◆ **Stated goal**:
Repeat every entry in the listing below, exactly.

━━━

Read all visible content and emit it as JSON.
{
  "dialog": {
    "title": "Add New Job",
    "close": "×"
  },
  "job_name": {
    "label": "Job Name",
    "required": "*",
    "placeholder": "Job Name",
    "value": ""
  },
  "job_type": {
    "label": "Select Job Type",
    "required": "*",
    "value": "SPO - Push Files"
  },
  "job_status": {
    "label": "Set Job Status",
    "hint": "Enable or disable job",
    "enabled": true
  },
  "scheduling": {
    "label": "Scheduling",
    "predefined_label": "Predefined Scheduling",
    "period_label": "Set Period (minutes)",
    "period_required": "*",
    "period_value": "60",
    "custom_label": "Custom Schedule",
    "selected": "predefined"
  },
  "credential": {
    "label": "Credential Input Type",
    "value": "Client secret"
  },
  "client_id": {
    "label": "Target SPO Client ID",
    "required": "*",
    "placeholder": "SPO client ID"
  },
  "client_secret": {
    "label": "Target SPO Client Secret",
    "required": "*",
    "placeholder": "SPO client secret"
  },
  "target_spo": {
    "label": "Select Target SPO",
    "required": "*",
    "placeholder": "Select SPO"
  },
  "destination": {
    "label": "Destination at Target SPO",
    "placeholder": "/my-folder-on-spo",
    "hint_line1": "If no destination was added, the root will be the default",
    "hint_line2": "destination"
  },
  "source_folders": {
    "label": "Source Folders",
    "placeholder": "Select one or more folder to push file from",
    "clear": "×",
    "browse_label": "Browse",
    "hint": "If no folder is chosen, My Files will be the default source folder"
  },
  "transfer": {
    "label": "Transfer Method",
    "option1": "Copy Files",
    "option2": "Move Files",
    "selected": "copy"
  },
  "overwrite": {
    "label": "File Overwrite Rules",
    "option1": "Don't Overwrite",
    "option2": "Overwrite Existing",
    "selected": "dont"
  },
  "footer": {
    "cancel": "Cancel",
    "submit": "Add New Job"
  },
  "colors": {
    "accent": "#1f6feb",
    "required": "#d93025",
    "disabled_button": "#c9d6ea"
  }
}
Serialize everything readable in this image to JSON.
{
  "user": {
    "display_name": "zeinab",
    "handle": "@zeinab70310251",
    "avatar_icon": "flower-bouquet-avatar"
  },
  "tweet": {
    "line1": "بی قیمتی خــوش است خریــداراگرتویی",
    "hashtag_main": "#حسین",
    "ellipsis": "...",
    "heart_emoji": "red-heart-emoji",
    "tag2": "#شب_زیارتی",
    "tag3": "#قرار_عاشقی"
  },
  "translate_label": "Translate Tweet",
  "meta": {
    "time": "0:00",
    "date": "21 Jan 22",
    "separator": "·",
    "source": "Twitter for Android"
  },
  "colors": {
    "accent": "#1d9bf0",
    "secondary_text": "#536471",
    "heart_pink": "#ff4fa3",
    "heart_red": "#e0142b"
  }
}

━━━

◆ **Worked answer**:
Read all visible content and emit it as JSON.
{
  "dialog": {
    "title": "Add New Job",
    "close": "×"
  },
  "job_name": {
    "label": "Job Name",
    "required": "*",
    "placeholder": "Job Name",
    "value": ""
  },
  "job_type": {
    "label": "Select Job Type",
    "required": "*",
    "value": "SPO - Push Files"
  },
  "job_status": {
    "label": "Set Job Status",
    "hint": "Enable or disable job",
    "enabled": true
  },
  "scheduling": {
    "label": "Scheduling",
    "predefined_label": "Predefined Scheduling",
    "period_label": "Set Period (minutes)",
    "period_required": "*",
    "period_value": "60",
    "custom_label": "Custom Schedule",
    "selected": "predefined"
  },
  "credential": {
    "label": "Credential Input Type",
    "value": "Client secret"
  },
  "client_id": {
    "label": "Target SPO Client ID",
    "required": "*",
    "placeholder": "SPO client ID"
  },
  "client_secret": {
    "label": "Target SPO Client Secret",
    "required": "*",
    "placeholder": "SPO client secret"
  },
  "target_spo": {
    "label": "Select Target SPO",
    "required": "*",
    "placeholder": "Select SPO"
  },
  "destination": {
    "label": "Destination at Target SPO",
    "placeholder": "/my-folder-on-spo",
    "hint_line1": "If no destination was added, the root will be the default",
    "hint_line2": "destination"
  },
  "source_folders": {
    "label": "Source Folders",
    "placeholder": "Select one or more folder to push file from",
    "clear": "×",
    "browse_label": "Browse",
    "hint": "If no folder is chosen, My Files will be the default source folder"
  },
  "transfer": {
    "label": "Transfer Method",
    "option1": "Copy Files",
    "option2": "Move Files",
    "selected": "copy"
  },
  "overwrite": {
    "label": "File Overwrite Rules",
    "option1": "Don't Overwrite",
    "option2": "Overwrite Existing",
    "selected": "dont"
  },
  "footer": {
    "cancel": "Cancel",
    "submit": "Add New Job"
  },
  "colors": {
    "accent": "#1f6feb",
    "required": "#d93025",
    "disabled_button": "#c9d6ea"
  }
}
Serialize everything readable in this image to JSON.
{
  "user": {
    "display_name": "zeinab",
    "handle": "@zeinab70310251",
    "avatar_icon": "flower-bouquet-avatar"
  },
  "tweet": {
    "line1": "بی قیمتی خــوش است خریــداراگرتویی",
    "hashtag_main": "#حسین",
    "ellipsis": "...",
    "heart_emoji": "red-heart-emoji",
    "tag2": "#شب_زیارتی",
    "tag3": "#قرار_عاشقی"
  },
  "translate_label": "Translate Tweet",
  "meta": {
    "time": "0:00",
    "date": "21 Jan 22",
    "separator": "·",
    "source": "Twitter for Android"
  },
  "colors": {
    "accent": "#1d9bf0",
    "secondary_text": "#536471",
    "heart_pink": "#ff4fa3",
    "heart_red": "#e0142b"
  }
}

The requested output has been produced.